━━━ Material for this exercise
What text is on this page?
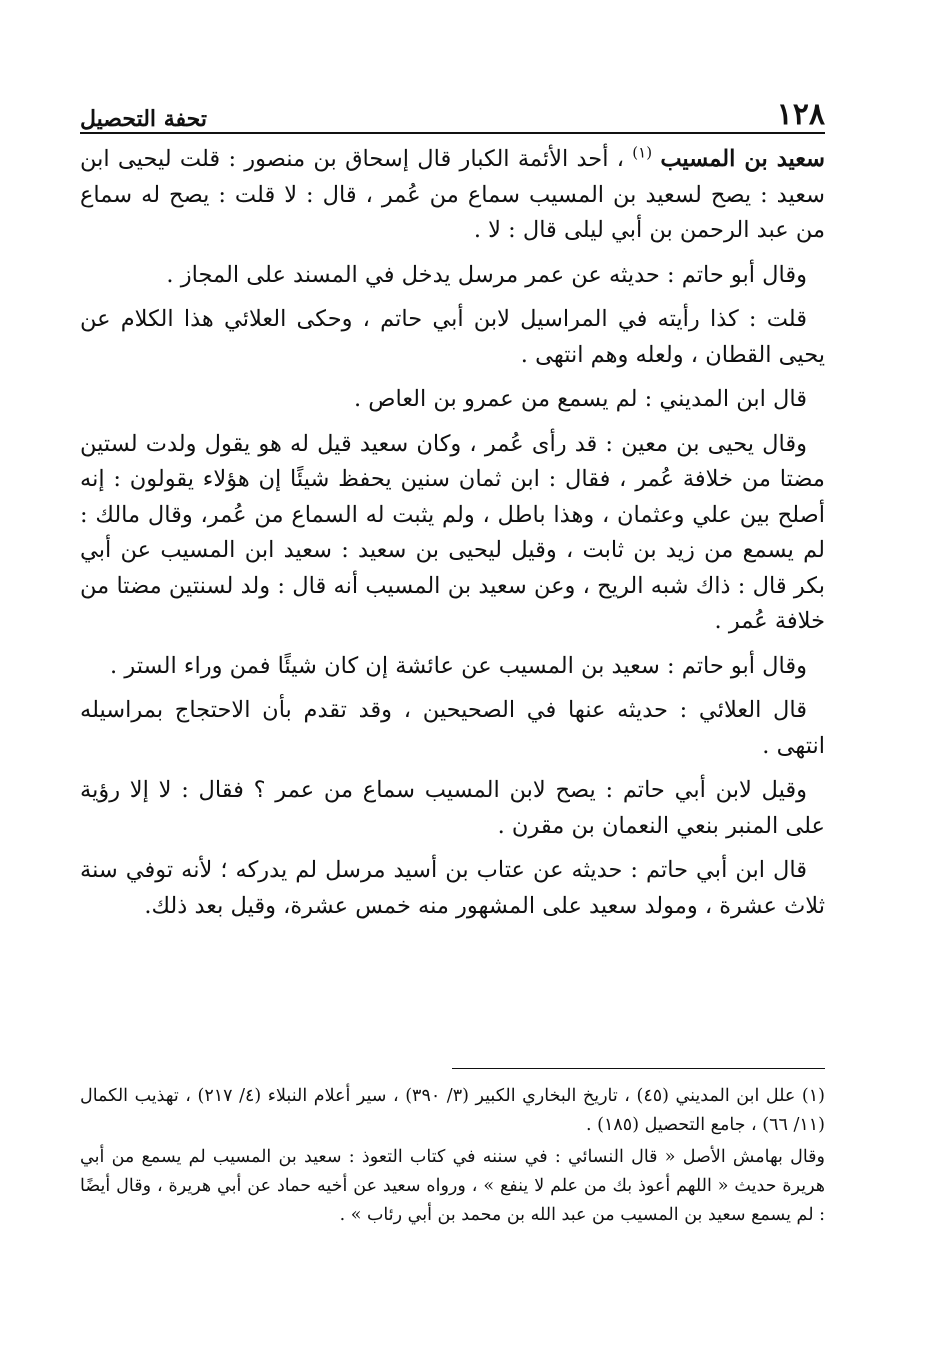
١٢٨
تحفة التحصيل

سعيد بن المسيب $^{(١)}$ ، أحد الأئمة الكبار قال إسحاق بن منصور : قلت ليحيى ابن سعيد : يصح لسعيد بن المسيب سماع من عُمر ، قال : لا قلت : يصح له سماع من عبد الرحمن بن أبي ليلى قال : لا .

وقال أبو حاتم : حديثه عن عمر مرسل يدخل في المسند على المجاز .

قلت : كذا رأيته في المراسيل لابن أبي حاتم ، وحكى العلائي هذا الكلام عن يحيى القطان ، ولعله وهم انتهى .

قال ابن المديني : لم يسمع من عمرو بن العاص .

وقال يحيى بن معين : قد رأى عُمر ، وكان سعيد قيل له هو يقول ولدت لستين مضتا من خلافة عُمر ، فقال : ابن ثمان سنين يحفظ شيئًا إن هؤلاء يقولون : إنه أصلح بين علي وعثمان ، وهذا باطل ، ولم يثبت له السماع من عُمر، وقال مالك : لم يسمع من زيد بن ثابت ، وقيل ليحيى بن سعيد : سعيد ابن المسيب عن أبي بكر قال : ذاك شبه الريح ، وعن سعيد بن المسيب أنه قال : ولد لسنتين مضتا من خلافة عُمر .

وقال أبو حاتم : سعيد بن المسيب عن عائشة إن كان شيئًا فمن وراء الستر .

قال العلائي : حديثه عنها في الصحيحين ، وقد تقدم بأن الاحتجاج بمراسيله انتهى .

وقيل لابن أبي حاتم : يصح لابن المسيب سماع من عمر ؟ فقال : لا إلا رؤية على المنبر بنعي النعمان بن مقرن .

قال ابن أبي حاتم : حديثه عن عتاب بن أسيد مرسل لم يدركه ؛ لأنه توفي سنة ثلاث عشرة ، ومولد سعيد على المشهور منه خمس عشرة، وقيل بعد ذلك.

(١) علل ابن المديني (٤٥) ، تاريخ البخاري الكبير (٣/ ٣٩٠) ، سير أعلام النبلاء (٤/ ٢١٧) ، تهذيب الكمال (١١/ ٦٦) ، جامع التحصيل (١٨٥) .

وقال بهامش الأصل « قال النسائي : في سننه في كتاب التعوذ : سعيد بن المسيب لم يسمع من أبي هريرة حديث « اللهم أعوذ بك من علم لا ينفع » ، ورواه سعيد عن أخيه حماد عن أبي هريرة ، وقال أيضًا : لم يسمع سعيد بن المسيب من عبد الله بن محمد بن أبي رئاب » .
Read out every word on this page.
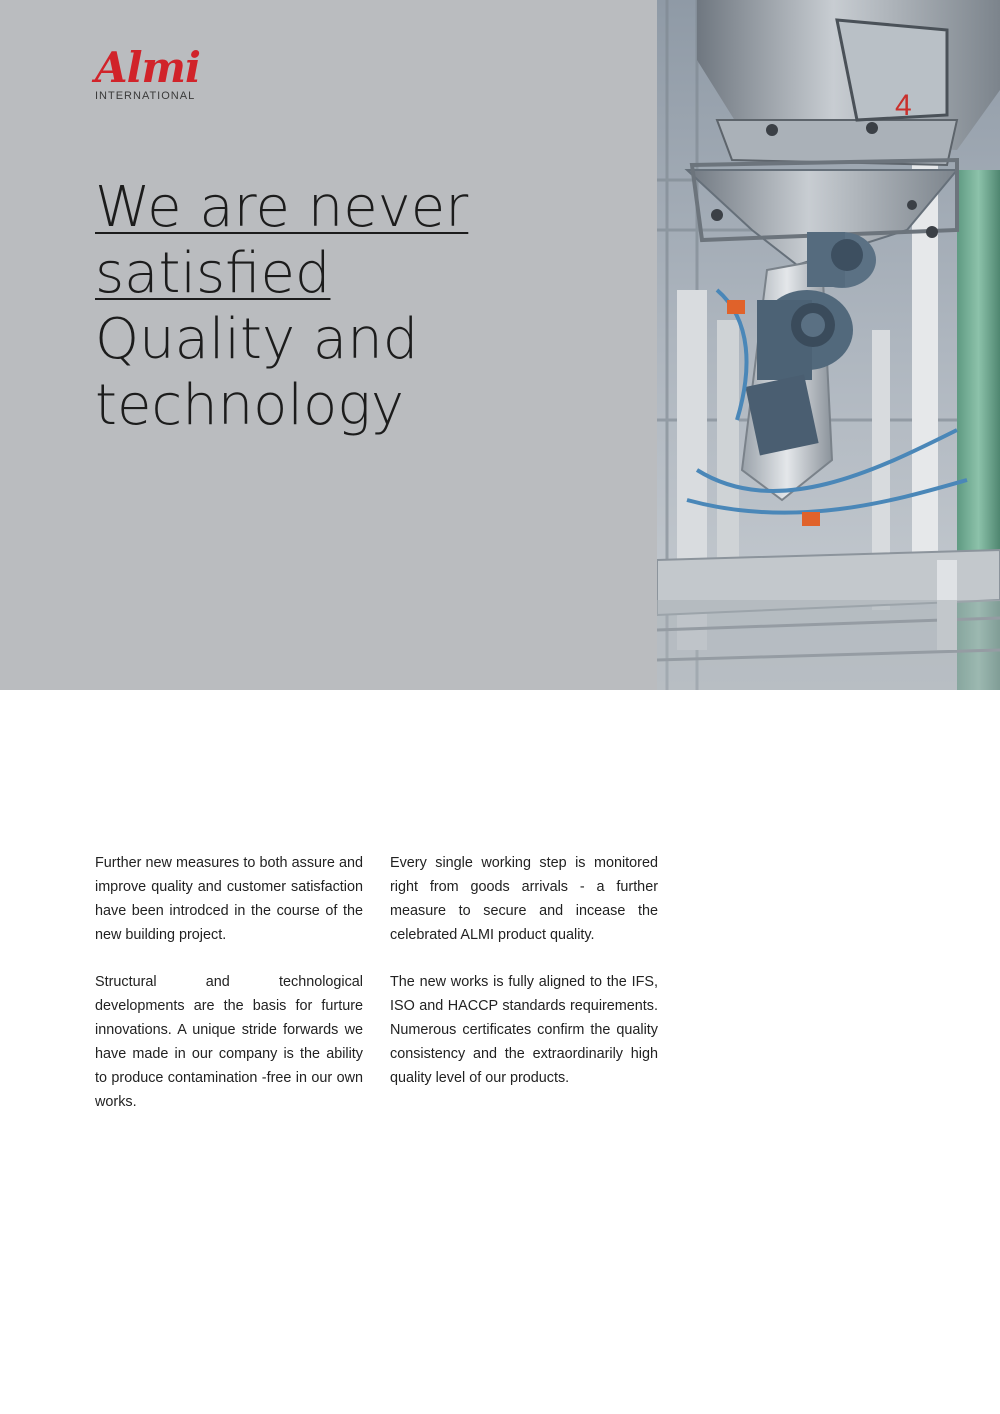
Almi
INTERNATIONAL
We are never
satisfied
Quality and
technology
4

Further new measures to both assure and improve quality and customer satisfaction have been introdced in the course of the new building project.

Structural and technological developments are the basis for furture innovations. A unique stride forwards we have made in our company is the ability to produce contamination -free in our own works.

Every single working step is monitored right from goods arrivals - a further measure to secure and incease the celebrated ALMI product quality.

The new works is fully aligned to the IFS, ISO and HACCP standards requirements. Numerous certificates confirm the quality consistency and the extraordinarily high quality level of our products.
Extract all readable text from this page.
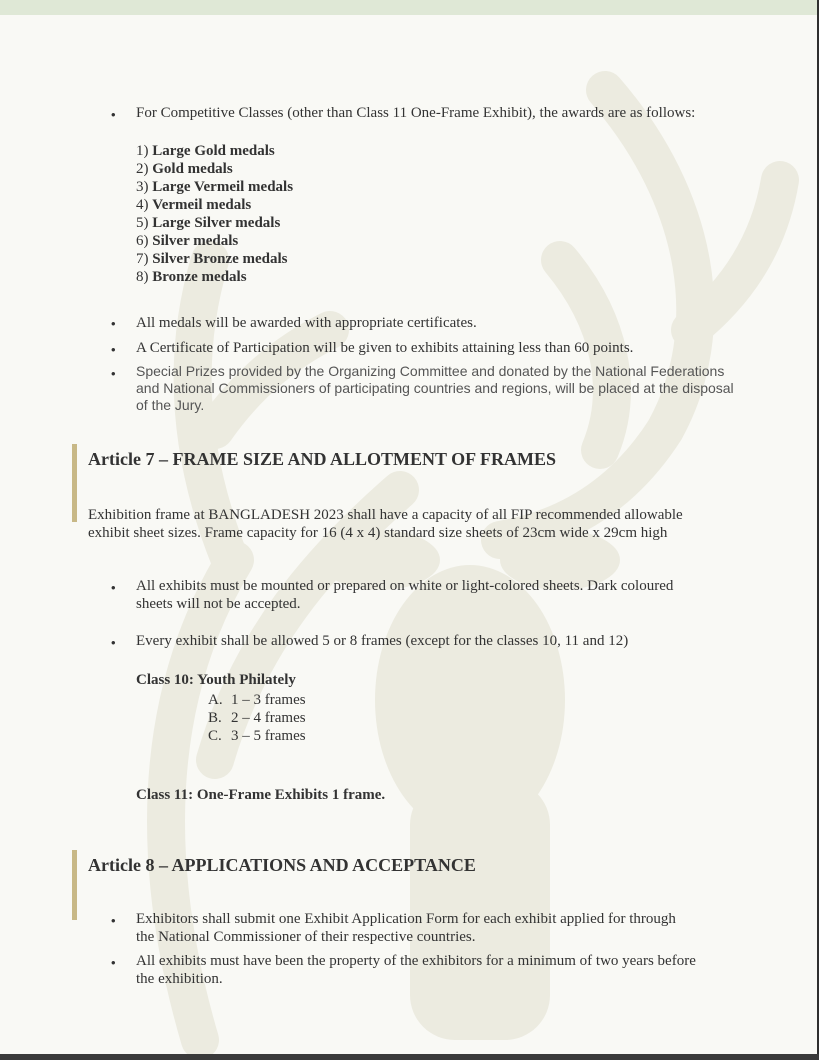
• For Competitive Classes (other than Class 11 One-Frame Exhibit), the awards are as follows:
1) Large Gold medals
2) Gold medals
3) Large Vermeil medals
4) Vermeil medals
5) Large Silver medals
6) Silver medals
7) Silver Bronze medals
8) Bronze medals
• All medals will be awarded with appropriate certificates.
• A Certificate of Participation will be given to exhibits attaining less than 60 points.
• Special Prizes provided by the Organizing Committee and donated by the National Federations
and National Commissioners of participating countries and regions, will be placed at the disposal
of the Jury.
Article 7 – FRAME SIZE AND ALLOTMENT OF FRAMES
Exhibition frame at BANGLADESH 2023 shall have a capacity of all FIP recommended allowable
exhibit sheet sizes. Frame capacity for 16 (4 x 4) standard size sheets of 23cm wide x 29cm high
• All exhibits must be mounted or prepared on white or light-colored sheets. Dark coloured
sheets will not be accepted.
• Every exhibit shall be allowed 5 or 8 frames (except for the classes 10, 11 and 12)
Class 10: Youth Philately
A. 1 – 3 frames
B. 2 – 4 frames
C. 3 – 5 frames
Class 11: One-Frame Exhibits 1 frame.
Article 8 – APPLICATIONS AND ACCEPTANCE
• Exhibitors shall submit one Exhibit Application Form for each exhibit applied for through
the National Commissioner of their respective countries.
• All exhibits must have been the property of the exhibitors for a minimum of two years before
the exhibition.
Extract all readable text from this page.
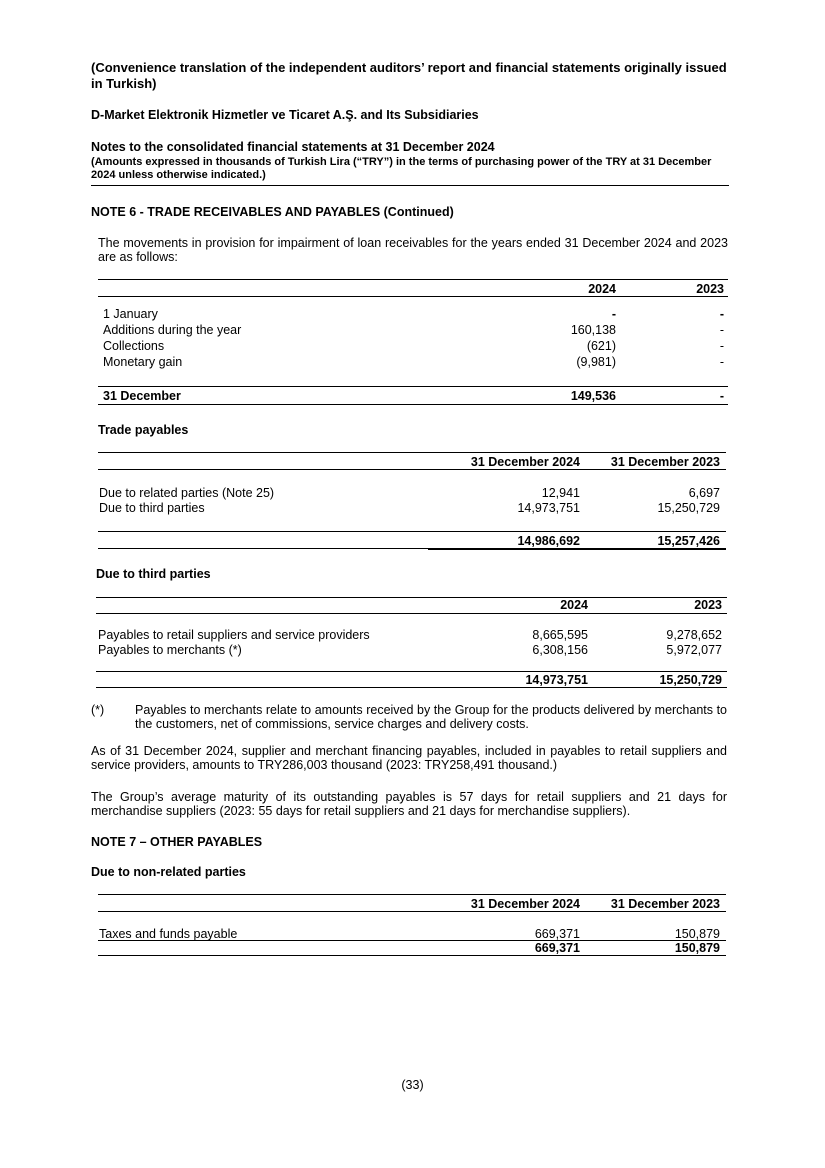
(Convenience translation of the independent auditors’ report and financial statements originally issued in Turkish)
D-Market Elektronik Hizmetler ve Ticaret A.Ş. and Its Subsidiaries
Notes to the consolidated financial statements at 31 December 2024
(Amounts expressed in thousands of Turkish Lira (“TRY”) in the terms of purchasing power of the TRY at 31 December 2024 unless otherwise indicated.)
NOTE 6 - TRADE RECEIVABLES AND PAYABLES (Continued)
The movements in provision for impairment of loan receivables for the years ended 31 December 2024 and 2023 are as follows:
2024	2023
1 January	-	-
Additions during the year	160,138	-
Collections	(621)	-
Monetary gain	(9,981)	-
31 December	149,536	-
Trade payables
31 December 2024	31 December 2023
Due to related parties (Note 25)	12,941	6,697
Due to third parties	14,973,751	15,250,729
14,986,692	15,257,426
Due to third parties
2024	2023
Payables to retail suppliers and service providers	8,665,595	9,278,652
Payables to merchants (*)	6,308,156	5,972,077
14,973,751	15,250,729
(*) Payables to merchants relate to amounts received by the Group for the products delivered by merchants to the customers, net of commissions, service charges and delivery costs.
As of 31 December 2024, supplier and merchant financing payables, included in payables to retail suppliers and service providers, amounts to TRY286,003 thousand (2023: TRY258,491 thousand.)
The Group’s average maturity of its outstanding payables is 57 days for retail suppliers and 21 days for merchandise suppliers (2023: 55 days for retail suppliers and 21 days for merchandise suppliers).
NOTE 7 – OTHER PAYABLES
Due to non-related parties
31 December 2024	31 December 2023
Taxes and funds payable	669,371	150,879
669,371	150,879
(33)
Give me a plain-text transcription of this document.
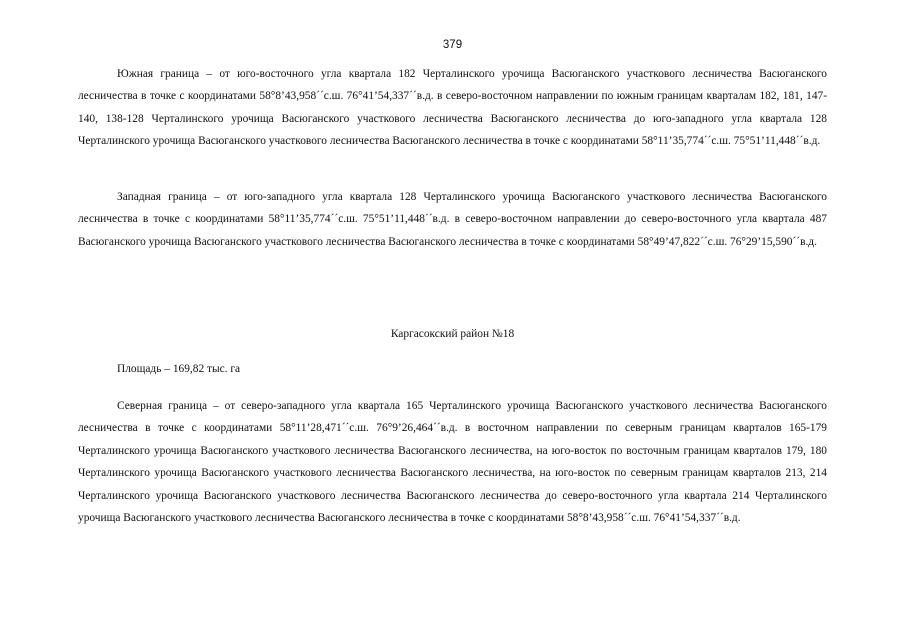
379

Южная граница – от юго-восточного угла квартала 182 Черталинского урочища Васюганского участкового лесничества Васюганского лесничества в точке с координатами 58°8’43,958´´с.ш. 76°41’54,337´´в.д. в северо-восточном направлении по южным границам кварталам 182, 181, 147-140, 138-128 Черталинского урочища Васюганского участкового лесничества Васюганского лесничества до юго-западного угла квартала 128 Черталинского урочища Васюганского участкового лесничества Васюганского лесничества в точке с координатами 58°11’35,774´´с.ш. 75°51’11,448´´в.д.

Западная граница – от юго-западного угла квартала 128 Черталинского урочища Васюганского участкового лесничества Васюганского лесничества в точке с координатами 58°11’35,774´´с.ш. 75°51’11,448´´в.д. в северо-восточном направлении до северо-восточного угла квартала 487 Васюганского урочища Васюганского участкового лесничества Васюганского лесничества в точке с координатами 58°49’47,822´´с.ш. 76°29’15,590´´в.д.

Каргасокский район №18

Площадь – 169,82 тыс. га

Северная граница – от северо-западного угла квартала 165 Черталинского урочища Васюганского участкового лесничества Васюганского лесничества в точке с координатами 58°11’28,471´´с.ш. 76°9’26,464´´в.д. в восточном направлении по северным границам кварталов 165-179 Черталинского урочища Васюганского участкового лесничества Васюганского лесничества, на юго-восток по восточным границам кварталов 179, 180 Черталинского урочища Васюганского участкового лесничества Васюганского лесничества, на юго-восток по северным границам кварталов 213, 214 Черталинского урочища Васюганского участкового лесничества Васюганского лесничества до северо-восточного угла квартала 214 Черталинского урочища Васюганского участкового лесничества Васюганского лесничества в точке с координатами 58°8’43,958´´с.ш. 76°41’54,337´´в.д.
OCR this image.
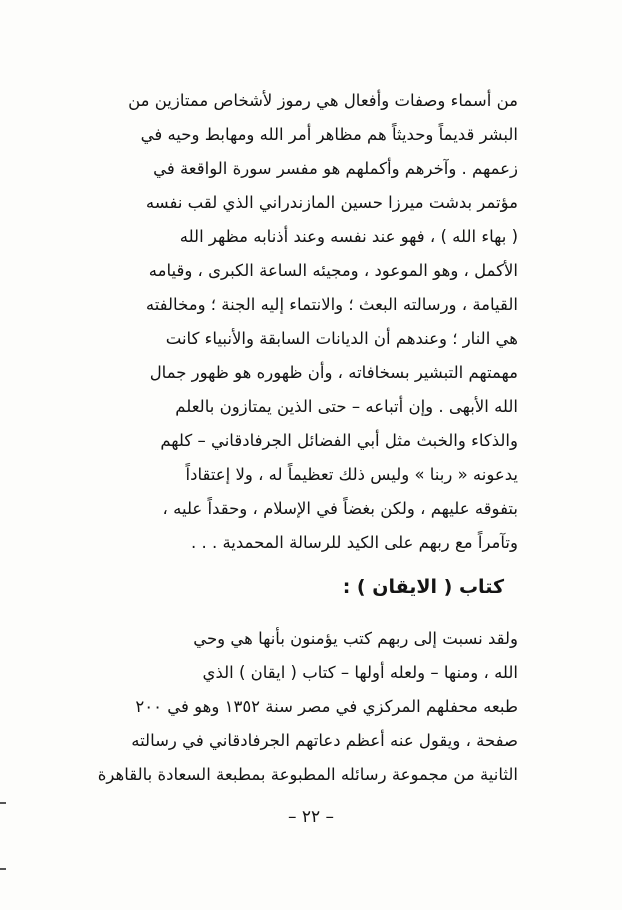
من أسماء وصفات وأفعال هي رموز لأشخاص ممتازين من
البشر قديماً وحديثاً هم مظاهر أمر الله ومهابط وحيه في
زعمهم . وآخرهم وأكملهم هو مفسر سورة الواقعة في
مؤتمر بدشت ميرزا حسين المازندراني الذي لقب نفسه
( بهاء الله ) ، فهو عند نفسه وعند أذنابه مظهر الله
الأكمل ، وهو الموعود ، ومجيئه الساعة الكبرى ، وقيامه
القيامة ، ورسالته البعث ؛ والانتماء إليه الجنة ؛ ومخالفته
هي النار ؛ وعندهم أن الديانات السابقة والأنبياء كانت
مهمتهم التبشير بسخافاته ، وأن ظهوره هو ظهور جمال
الله الأبهى . وإن أتباعه – حتى الذين يمتازون بالعلم
والذكاء والخبث مثل أبي الفضائل الجرفادقاني – كلهم
يدعونه « ربنا » وليس ذلك تعظيماً له ، ولا إعتقاداً
بتفوقه عليهم ، ولكن بغضاً في الإسلام ، وحقداً عليه ،
وتآمراً مع ربهم على الكيد للرسالة المحمدية . . .
كتاب ( الايقان ) :
ولقد نسبت إلى ربهم كتب يؤمنون بأنها هي وحي
الله ، ومنها – ولعله أولها – كتاب ( ايقان ) الذي
طبعه محفلهم المركزي في مصر سنة ١٣٥٢ وهو في ٢٠٠
صفحة ، ويقول عنه أعظم دعاتهم الجرفادقاني في رسالته
الثانية من مجموعة رسائله المطبوعة بمطبعة السعادة بالقاهرة
– ٢٢ –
━━━━━━
The exercise:
Reproduce exactly and only the lines from the line that contains "OCR this image." to the end of the data above, both ends included. No pictures go in the copy.

Result below:
OCR this image.
من أسماء وصفات وأفعال هي رموز لأشخاص ممتازين من
البشر قديماً وحديثاً هم مظاهر أمر الله ومهابط وحيه في
زعمهم . وآخرهم وأكملهم هو مفسر سورة الواقعة في
مؤتمر بدشت ميرزا حسين المازندراني الذي لقب نفسه
( بهاء الله ) ، فهو عند نفسه وعند أذنابه مظهر الله
الأكمل ، وهو الموعود ، ومجيئه الساعة الكبرى ، وقيامه
القيامة ، ورسالته البعث ؛ والانتماء إليه الجنة ؛ ومخالفته
هي النار ؛ وعندهم أن الديانات السابقة والأنبياء كانت
مهمتهم التبشير بسخافاته ، وأن ظهوره هو ظهور جمال
الله الأبهى . وإن أتباعه – حتى الذين يمتازون بالعلم
والذكاء والخبث مثل أبي الفضائل الجرفادقاني – كلهم
يدعونه « ربنا » وليس ذلك تعظيماً له ، ولا إعتقاداً
بتفوقه عليهم ، ولكن بغضاً في الإسلام ، وحقداً عليه ،
وتآمراً مع ربهم على الكيد للرسالة المحمدية . . .
كتاب ( الايقان ) :
ولقد نسبت إلى ربهم كتب يؤمنون بأنها هي وحي
الله ، ومنها – ولعله أولها – كتاب ( ايقان ) الذي
طبعه محفلهم المركزي في مصر سنة ١٣٥٢ وهو في ٢٠٠
صفحة ، ويقول عنه أعظم دعاتهم الجرفادقاني في رسالته
الثانية من مجموعة رسائله المطبوعة بمطبعة السعادة بالقاهرة
– ٢٢ –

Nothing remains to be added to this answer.